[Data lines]
-------

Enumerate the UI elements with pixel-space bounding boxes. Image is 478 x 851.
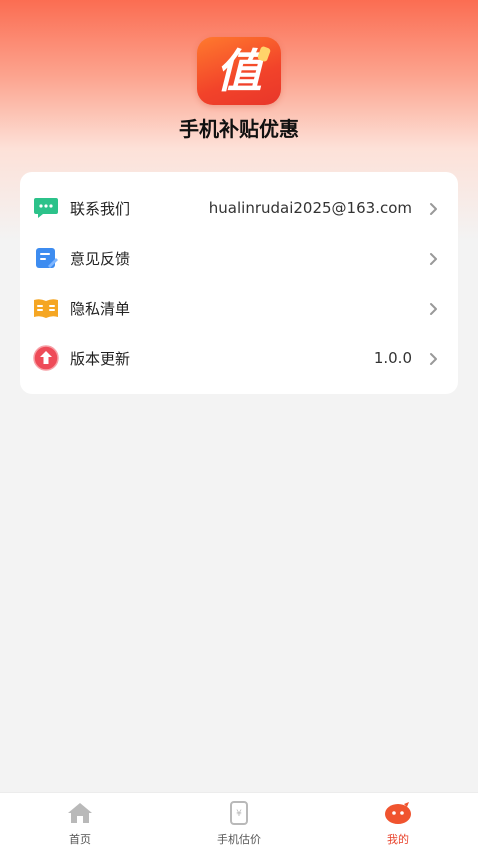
tab-phone-price[interactable]: ¥ 手机估价 [159,793,319,851]
chevron-right-icon [428,251,438,265]
tab-label: 首页 [69,833,91,846]
edit-icon [33,245,59,271]
tab-profile[interactable]: 我的 [318,793,478,851]
home-icon [66,801,94,825]
chevron-right-icon [428,301,438,315]
app-name: 手机补贴优惠 [179,117,299,141]
phone-price-icon: ¥ [225,801,253,825]
settings-card: 联系我们 hualinrudai2025@163.com 意见反馈 隐私清单 版… [20,172,458,394]
tab-label: 手机估价 [217,833,261,846]
version-number: 1.0.0 [373,349,412,367]
menu-item-label: 隐私清单 [70,299,131,318]
profile-icon [384,801,412,825]
tab-label: 我的 [387,833,409,846]
menu-item-label: 意见反馈 [70,249,131,268]
chevron-right-icon [428,201,438,215]
menu-item-label: 版本更新 [70,349,131,368]
chat-icon [33,195,59,221]
menu-item-label: 联系我们 [70,199,131,218]
menu-item-version[interactable]: 版本更新 1.0.0 [20,333,458,383]
contact-email: hualinrudai2025@163.com [208,199,412,217]
book-icon [33,295,59,321]
tab-home[interactable]: 首页 [0,793,160,851]
menu-item-feedback[interactable]: 意见反馈 [20,233,458,283]
bottom-tab-bar: 首页 ¥ 手机估价 我的 [0,792,478,851]
upload-icon [33,345,59,371]
menu-item-contact[interactable]: 联系我们 hualinrudai2025@163.com [20,183,458,233]
chevron-right-icon [428,351,438,365]
svg-text:¥: ¥ [236,809,242,819]
app-logo: 值 [197,37,281,105]
menu-item-privacy[interactable]: 隐私清单 [20,283,458,333]
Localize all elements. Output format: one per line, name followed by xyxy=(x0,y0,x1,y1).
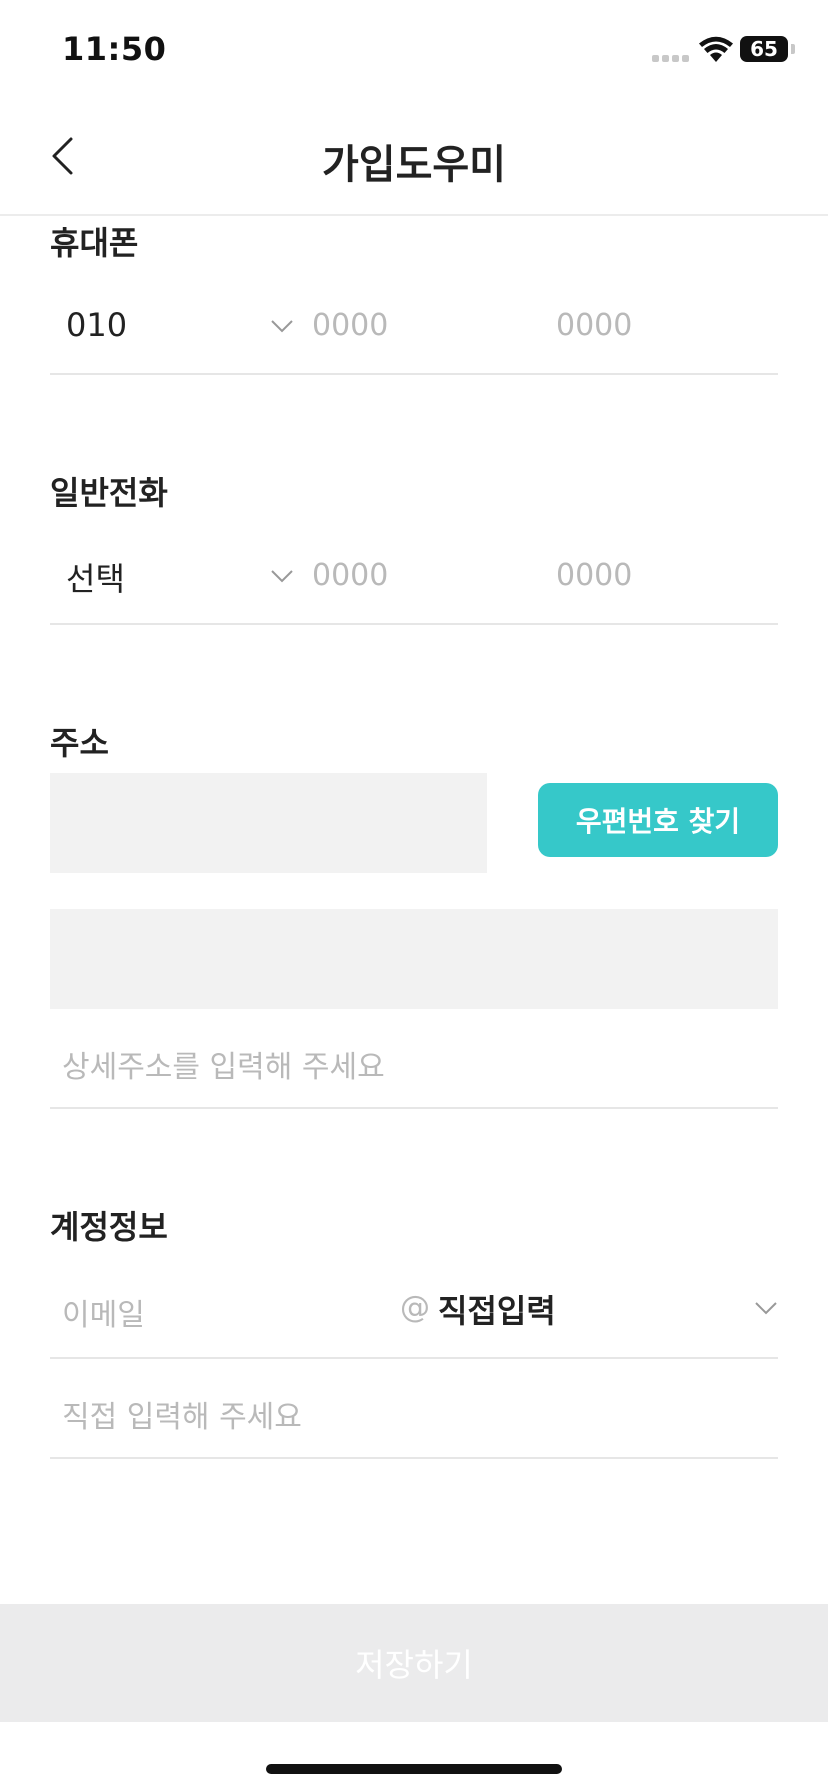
battery-cap xyxy=(791,44,795,54)
mobile-prefix-select[interactable]: 010 xyxy=(66,306,127,344)
battery-icon: 65 xyxy=(740,36,788,62)
email-input[interactable]: 이메일 xyxy=(62,1290,145,1334)
mobile-label: 휴대폰 xyxy=(50,224,139,262)
chevron-down-icon xyxy=(271,320,293,333)
cellular-signal-icon xyxy=(652,52,690,64)
email-domain-input[interactable]: 직접 입력해 주세요 xyxy=(62,1392,302,1436)
divider xyxy=(50,373,778,375)
status-bar: 11:50 65 xyxy=(0,0,828,100)
landline-middle-input[interactable]: 0000 xyxy=(312,558,388,593)
divider xyxy=(50,1107,778,1109)
account-info-label: 계정정보 xyxy=(50,1208,168,1246)
home-indicator xyxy=(266,1764,562,1774)
mobile-last-input[interactable]: 0000 xyxy=(556,308,632,343)
save-button[interactable]: 저장하기 xyxy=(0,1604,828,1722)
chevron-down-icon xyxy=(271,570,293,583)
navigation-header: 가입도우미 xyxy=(0,100,828,216)
divider xyxy=(50,1357,778,1359)
at-sign: @ xyxy=(400,1290,430,1325)
find-zipcode-button[interactable]: 우편번호 찾기 xyxy=(538,783,778,857)
email-domain-select[interactable]: 직접입력 xyxy=(438,1286,556,1332)
wifi-icon xyxy=(699,36,733,62)
detail-address-input[interactable]: 상세주소를 입력해 주세요 xyxy=(62,1042,385,1086)
mobile-middle-input[interactable]: 0000 xyxy=(312,308,388,343)
divider xyxy=(50,1457,778,1459)
battery-level: 65 xyxy=(750,37,778,61)
status-time: 11:50 xyxy=(62,30,167,68)
landline-last-input[interactable]: 0000 xyxy=(556,558,632,593)
address-label: 주소 xyxy=(50,724,109,762)
page-title: 가입도우미 xyxy=(322,142,506,188)
chevron-down-icon xyxy=(755,1302,777,1315)
landline-label: 일반전화 xyxy=(50,474,168,512)
divider xyxy=(50,623,778,625)
zipcode-field[interactable] xyxy=(50,773,487,873)
landline-prefix-select[interactable]: 선택 xyxy=(66,554,125,600)
address-field[interactable] xyxy=(50,909,778,1009)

-------

What you have to do: Output every line of the material above word for word, leaving out the pictures.

Output for this task:
Enumerate the UI elements with pixel-space bounding boxes. Image is 478 x 851.
tab-phone-price[interactable]: ¥ 手机估价 [159,793,319,851]
chevron-right-icon [428,251,438,265]
tab-label: 首页 [69,833,91,846]
edit-icon [33,245,59,271]
tab-profile[interactable]: 我的 [318,793,478,851]
home-icon [66,801,94,825]
chevron-right-icon [428,301,438,315]
app-name: 手机补贴优惠 [179,117,299,141]
phone-price-icon: ¥ [225,801,253,825]
settings-card: 联系我们 hualinrudai2025@163.com 意见反馈 隐私清单 版… [20,172,458,394]
tab-label: 手机估价 [217,833,261,846]
version-number: 1.0.0 [373,349,412,367]
menu-item-label: 隐私清单 [70,299,131,318]
profile-icon [384,801,412,825]
tab-label: 我的 [387,833,409,846]
menu-item-label: 意见反馈 [70,249,131,268]
chevron-right-icon [428,201,438,215]
menu-item-label: 版本更新 [70,349,131,368]
chat-icon [33,195,59,221]
menu-item-label: 联系我们 [70,199,131,218]
menu-item-version[interactable]: 版本更新 1.0.0 [20,333,458,383]
contact-email: hualinrudai2025@163.com [208,199,412,217]
book-icon [33,295,59,321]
tab-home[interactable]: 首页 [0,793,160,851]
menu-item-feedback[interactable]: 意见反馈 [20,233,458,283]
bottom-tab-bar: 首页 ¥ 手机估价 我的 [0,792,478,851]
upload-icon [33,345,59,371]
menu-item-contact[interactable]: 联系我们 hualinrudai2025@163.com [20,183,458,233]
chevron-right-icon [428,351,438,365]
svg-text:¥: ¥ [236,809,242,819]
app-logo: 值 [197,37,281,105]
menu-item-privacy[interactable]: 隐私清单 [20,283,458,333]
Localize all elements. Output format: one per line, name followed by xyxy=(x0,y0,x1,y1).
battery-cap xyxy=(791,44,795,54)
mobile-prefix-select[interactable]: 010 xyxy=(66,306,127,344)
battery-icon: 65 xyxy=(740,36,788,62)
email-input[interactable]: 이메일 xyxy=(62,1290,145,1334)
mobile-label: 휴대폰 xyxy=(50,224,139,262)
chevron-down-icon xyxy=(271,320,293,333)
cellular-signal-icon xyxy=(652,52,690,64)
email-domain-input[interactable]: 직접 입력해 주세요 xyxy=(62,1392,302,1436)
divider xyxy=(50,373,778,375)
status-bar: 11:50 65 xyxy=(0,0,828,100)
landline-middle-input[interactable]: 0000 xyxy=(312,558,388,593)
divider xyxy=(50,1107,778,1109)
account-info-label: 계정정보 xyxy=(50,1208,168,1246)
home-indicator xyxy=(266,1764,562,1774)
mobile-last-input[interactable]: 0000 xyxy=(556,308,632,343)
save-button[interactable]: 저장하기 xyxy=(0,1604,828,1722)
chevron-down-icon xyxy=(271,570,293,583)
navigation-header: 가입도우미 xyxy=(0,100,828,216)
divider xyxy=(50,1357,778,1359)
at-sign: @ xyxy=(400,1290,430,1325)
find-zipcode-button[interactable]: 우편번호 찾기 xyxy=(538,783,778,857)
email-domain-select[interactable]: 직접입력 xyxy=(438,1286,556,1332)
wifi-icon xyxy=(699,36,733,62)
detail-address-input[interactable]: 상세주소를 입력해 주세요 xyxy=(62,1042,385,1086)
mobile-middle-input[interactable]: 0000 xyxy=(312,308,388,343)
divider xyxy=(50,1457,778,1459)
battery-level: 65 xyxy=(750,37,778,61)
status-time: 11:50 xyxy=(62,30,167,68)
landline-last-input[interactable]: 0000 xyxy=(556,558,632,593)
address-label: 주소 xyxy=(50,724,109,762)
page-title: 가입도우미 xyxy=(322,142,506,188)
chevron-down-icon xyxy=(755,1302,777,1315)
landline-label: 일반전화 xyxy=(50,474,168,512)
divider xyxy=(50,623,778,625)
zipcode-field[interactable] xyxy=(50,773,487,873)
landline-prefix-select[interactable]: 선택 xyxy=(66,554,125,600)
address-field[interactable] xyxy=(50,909,778,1009)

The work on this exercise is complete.